Search the records below for the word "density". Pull out each line that has it.
---*---
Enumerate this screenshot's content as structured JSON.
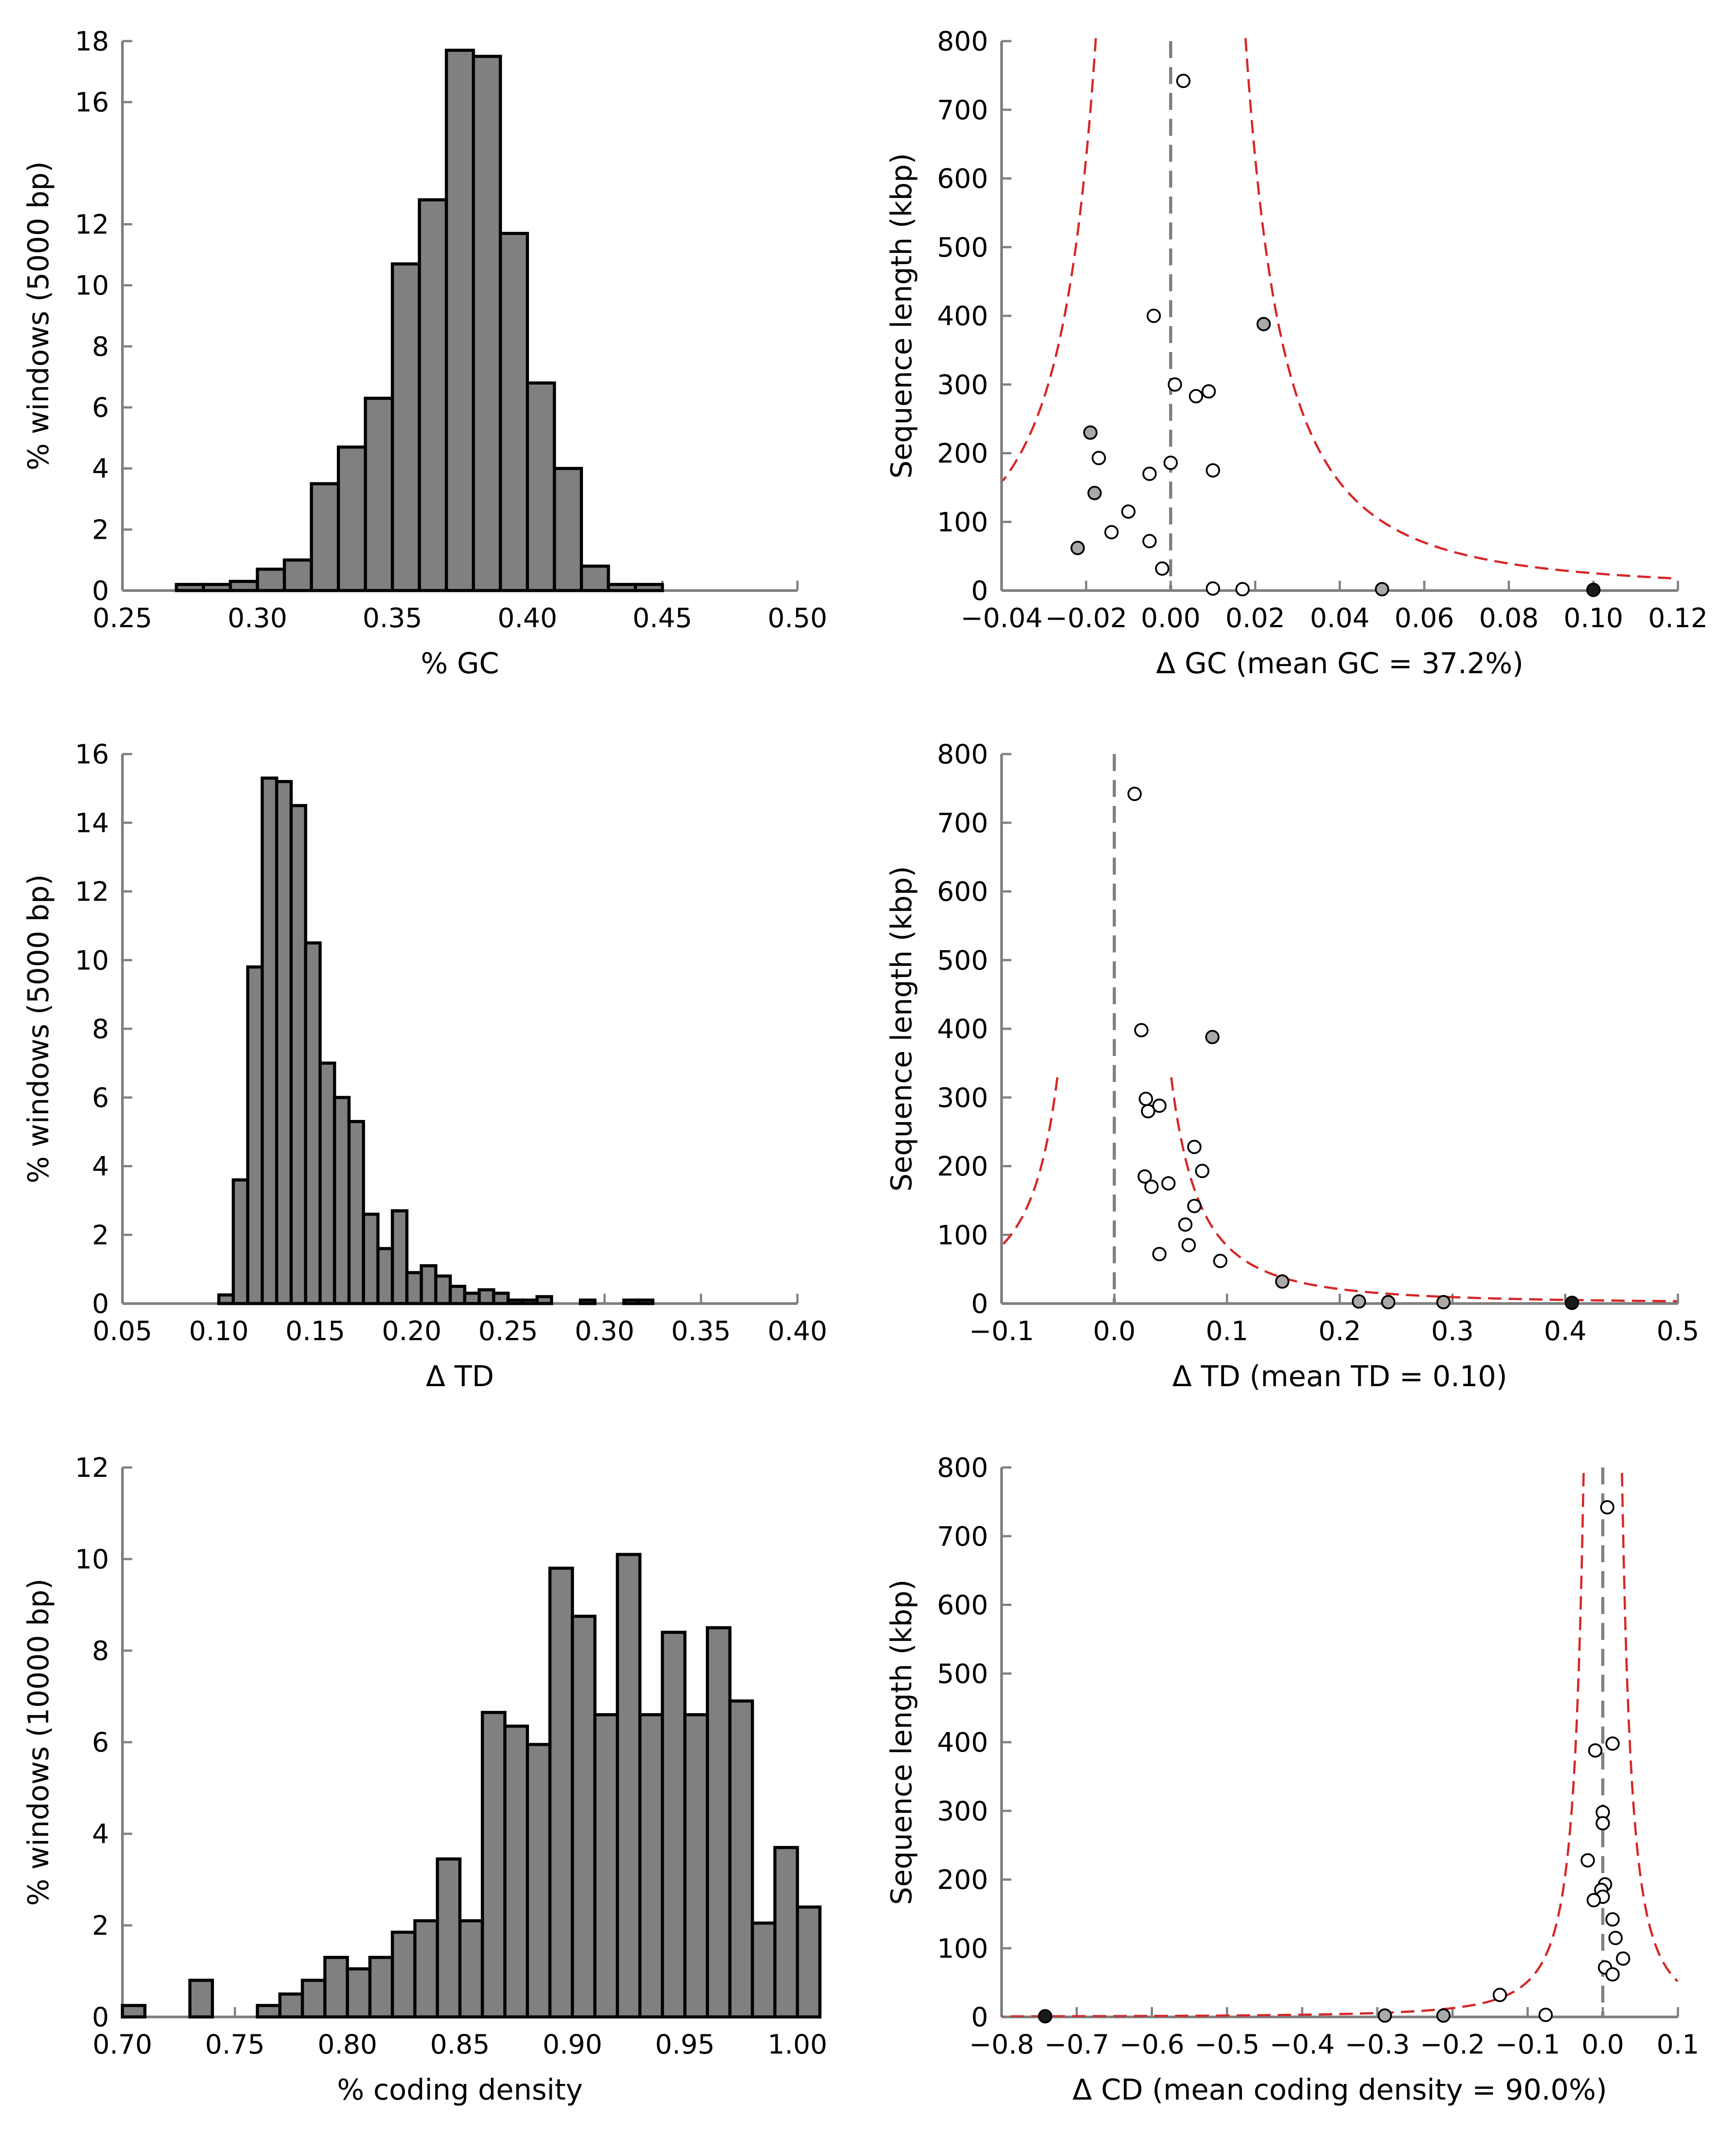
{
  "colors": {
    "bar_fill": "#808080",
    "bar_edge": "#000000",
    "axis": "#808080",
    "ref_line": "#808080",
    "curve": "#d62728",
    "point_open": "#ffffff",
    "point_grey": "#a9a9a9",
    "point_dark": "#1a1a1a"
  },
  "chart_data": [
    {
      "type": "bar",
      "subtype": "histogram",
      "xlabel": "% GC",
      "ylabel": "% windows (5000 bp)",
      "xlim": [
        0.25,
        0.5
      ],
      "ylim": [
        0,
        18
      ],
      "xticks": [
        "0.25",
        "0.30",
        "0.35",
        "0.40",
        "0.45",
        "0.50"
      ],
      "yticks": [
        "0",
        "2",
        "4",
        "6",
        "8",
        "10",
        "12",
        "16",
        "18"
      ],
      "ytick_values": [
        0,
        2,
        4,
        6,
        8,
        10,
        12,
        16,
        18
      ],
      "bin_start": 0.27,
      "bin_width": 0.01,
      "values": [
        0.2,
        0.2,
        0.3,
        0.7,
        1.0,
        3.5,
        4.7,
        6.3,
        10.7,
        12.8,
        17.7,
        17.5,
        11.7,
        6.8,
        4.0,
        0.8,
        0.2,
        0.2
      ],
      "grid": false
    },
    {
      "type": "scatter",
      "xlabel": "Δ GC (mean GC = 37.2%)",
      "ylabel": "Sequence length (kbp)",
      "xlim": [
        -0.04,
        0.12
      ],
      "ylim": [
        0,
        800
      ],
      "xticks": [
        "−0.04",
        "−0.02",
        "0.00",
        "0.02",
        "0.04",
        "0.06",
        "0.08",
        "0.10",
        "0.12"
      ],
      "yticks": [
        "0",
        "100",
        "200",
        "300",
        "400",
        "500",
        "600",
        "700",
        "800"
      ],
      "ref_x": 0,
      "curve": {
        "center": 0.0,
        "k": 0.252,
        "offset": 0.0
      },
      "points": [
        {
          "x": 0.003,
          "y": 742,
          "fill": "open"
        },
        {
          "x": 0.022,
          "y": 388,
          "fill": "grey"
        },
        {
          "x": -0.004,
          "y": 400,
          "fill": "open"
        },
        {
          "x": 0.001,
          "y": 300,
          "fill": "open"
        },
        {
          "x": 0.009,
          "y": 290,
          "fill": "open"
        },
        {
          "x": 0.006,
          "y": 283,
          "fill": "open"
        },
        {
          "x": -0.019,
          "y": 230,
          "fill": "grey"
        },
        {
          "x": -0.017,
          "y": 193,
          "fill": "open"
        },
        {
          "x": 0.0,
          "y": 186,
          "fill": "open"
        },
        {
          "x": 0.01,
          "y": 175,
          "fill": "open"
        },
        {
          "x": -0.005,
          "y": 170,
          "fill": "open"
        },
        {
          "x": -0.018,
          "y": 142,
          "fill": "grey"
        },
        {
          "x": -0.01,
          "y": 115,
          "fill": "open"
        },
        {
          "x": -0.014,
          "y": 85,
          "fill": "open"
        },
        {
          "x": -0.005,
          "y": 72,
          "fill": "open"
        },
        {
          "x": -0.022,
          "y": 62,
          "fill": "grey"
        },
        {
          "x": -0.002,
          "y": 32,
          "fill": "open"
        },
        {
          "x": 0.01,
          "y": 3,
          "fill": "open"
        },
        {
          "x": 0.017,
          "y": 2,
          "fill": "open"
        },
        {
          "x": 0.05,
          "y": 2,
          "fill": "grey"
        },
        {
          "x": 0.1,
          "y": 1,
          "fill": "dark"
        }
      ],
      "grid": false
    },
    {
      "type": "bar",
      "subtype": "histogram",
      "xlabel": "Δ TD",
      "ylabel": "% windows (5000 bp)",
      "xlim": [
        0.05,
        0.4
      ],
      "ylim": [
        0,
        16
      ],
      "xticks": [
        "0.05",
        "0.10",
        "0.15",
        "0.20",
        "0.25",
        "0.30",
        "0.35",
        "0.40"
      ],
      "yticks": [
        "0",
        "2",
        "4",
        "6",
        "8",
        "10",
        "12",
        "14",
        "16"
      ],
      "ytick_values": [
        0,
        2,
        4,
        6,
        8,
        10,
        12,
        14,
        16
      ],
      "bin_start": 0.1,
      "bin_width": 0.0075,
      "values": [
        0.25,
        3.6,
        9.8,
        15.3,
        15.2,
        14.5,
        10.5,
        7.0,
        6.0,
        5.3,
        2.6,
        1.6,
        2.7,
        0.9,
        1.1,
        0.8,
        0.5,
        0.3,
        0.4,
        0.3,
        0.1,
        0.1,
        0.2,
        0,
        0,
        0.1,
        0,
        0,
        0.1,
        0.1
      ],
      "grid": false
    },
    {
      "type": "scatter",
      "xlabel": "Δ TD (mean TD = 0.10)",
      "ylabel": "Sequence length (kbp)",
      "xlim": [
        -0.1,
        0.5
      ],
      "ylim": [
        0,
        800
      ],
      "xticks": [
        "−0.1",
        "0.0",
        "0.1",
        "0.2",
        "0.3",
        "0.4",
        "0.5"
      ],
      "yticks": [
        "0",
        "100",
        "200",
        "300",
        "400",
        "500",
        "600",
        "700",
        "800"
      ],
      "ref_x": 0,
      "curve": {
        "center": 0.0,
        "k": 0.84,
        "offset": 0.05
      },
      "points": [
        {
          "x": 0.018,
          "y": 742,
          "fill": "open"
        },
        {
          "x": 0.087,
          "y": 388,
          "fill": "grey"
        },
        {
          "x": 0.024,
          "y": 398,
          "fill": "open"
        },
        {
          "x": 0.028,
          "y": 298,
          "fill": "open"
        },
        {
          "x": 0.04,
          "y": 288,
          "fill": "open"
        },
        {
          "x": 0.03,
          "y": 280,
          "fill": "open"
        },
        {
          "x": 0.071,
          "y": 228,
          "fill": "open"
        },
        {
          "x": 0.078,
          "y": 193,
          "fill": "open"
        },
        {
          "x": 0.027,
          "y": 185,
          "fill": "open"
        },
        {
          "x": 0.048,
          "y": 175,
          "fill": "open"
        },
        {
          "x": 0.033,
          "y": 170,
          "fill": "open"
        },
        {
          "x": 0.071,
          "y": 142,
          "fill": "open"
        },
        {
          "x": 0.063,
          "y": 115,
          "fill": "open"
        },
        {
          "x": 0.066,
          "y": 85,
          "fill": "open"
        },
        {
          "x": 0.04,
          "y": 72,
          "fill": "open"
        },
        {
          "x": 0.094,
          "y": 62,
          "fill": "open"
        },
        {
          "x": 0.149,
          "y": 32,
          "fill": "grey"
        },
        {
          "x": 0.217,
          "y": 3,
          "fill": "grey"
        },
        {
          "x": 0.243,
          "y": 2,
          "fill": "grey"
        },
        {
          "x": 0.292,
          "y": 2,
          "fill": "grey"
        },
        {
          "x": 0.406,
          "y": 1,
          "fill": "dark"
        }
      ],
      "grid": false
    },
    {
      "type": "bar",
      "subtype": "histogram",
      "xlabel": "% coding density",
      "ylabel": "% windows (10000 bp)",
      "xlim": [
        0.7,
        1.0
      ],
      "ylim": [
        0,
        12
      ],
      "xticks": [
        "0.70",
        "0.75",
        "0.80",
        "0.85",
        "0.90",
        "0.95",
        "1.00"
      ],
      "yticks": [
        "0",
        "2",
        "4",
        "6",
        "8",
        "10",
        "12"
      ],
      "ytick_values": [
        0,
        2,
        4,
        6,
        8,
        10,
        12
      ],
      "bin_start": 0.7,
      "bin_width": 0.01,
      "values": [
        0.25,
        0,
        0,
        0.8,
        0,
        0,
        0.25,
        0.5,
        0.8,
        1.3,
        1.05,
        1.3,
        1.85,
        2.1,
        3.45,
        2.1,
        6.65,
        6.35,
        5.95,
        9.8,
        8.75,
        6.6,
        10.1,
        6.6,
        8.4,
        6.6,
        8.5,
        6.9,
        2.05,
        3.7,
        2.4
      ],
      "grid": false
    },
    {
      "type": "scatter",
      "xlabel": "Δ CD (mean coding density = 90.0%)",
      "ylabel": "Sequence length (kbp)",
      "xlim": [
        -0.8,
        0.1
      ],
      "ylim": [
        0,
        800
      ],
      "xticks": [
        "−0.8",
        "−0.7",
        "−0.6",
        "−0.5",
        "−0.4",
        "−0.3",
        "−0.2",
        "−0.1",
        "0.0",
        "0.1"
      ],
      "yticks": [
        "0",
        "100",
        "200",
        "300",
        "400",
        "500",
        "600",
        "700",
        "800"
      ],
      "ref_x": 0,
      "curve": {
        "center": 0.0,
        "k": 0.515,
        "offset": 0.016
      },
      "points": [
        {
          "x": 0.006,
          "y": 742,
          "fill": "open"
        },
        {
          "x": 0.013,
          "y": 398,
          "fill": "open"
        },
        {
          "x": -0.01,
          "y": 388,
          "fill": "open"
        },
        {
          "x": 0.0,
          "y": 298,
          "fill": "open"
        },
        {
          "x": 0.0,
          "y": 282,
          "fill": "open"
        },
        {
          "x": -0.02,
          "y": 228,
          "fill": "open"
        },
        {
          "x": 0.003,
          "y": 193,
          "fill": "open"
        },
        {
          "x": -0.002,
          "y": 185,
          "fill": "open"
        },
        {
          "x": 0.0,
          "y": 175,
          "fill": "open"
        },
        {
          "x": -0.012,
          "y": 170,
          "fill": "open"
        },
        {
          "x": 0.013,
          "y": 142,
          "fill": "open"
        },
        {
          "x": 0.017,
          "y": 115,
          "fill": "open"
        },
        {
          "x": 0.027,
          "y": 85,
          "fill": "open"
        },
        {
          "x": 0.003,
          "y": 72,
          "fill": "open"
        },
        {
          "x": 0.013,
          "y": 62,
          "fill": "open"
        },
        {
          "x": -0.137,
          "y": 32,
          "fill": "open"
        },
        {
          "x": -0.076,
          "y": 3,
          "fill": "open"
        },
        {
          "x": -0.212,
          "y": 2,
          "fill": "grey"
        },
        {
          "x": -0.29,
          "y": 2,
          "fill": "grey"
        },
        {
          "x": -0.742,
          "y": 1,
          "fill": "dark"
        }
      ],
      "grid": false
    }
  ]
}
---*---
## Task solution
      "xlabel": "% coding density",
      "xlabel": "Δ CD (mean coding density = 90.0%)",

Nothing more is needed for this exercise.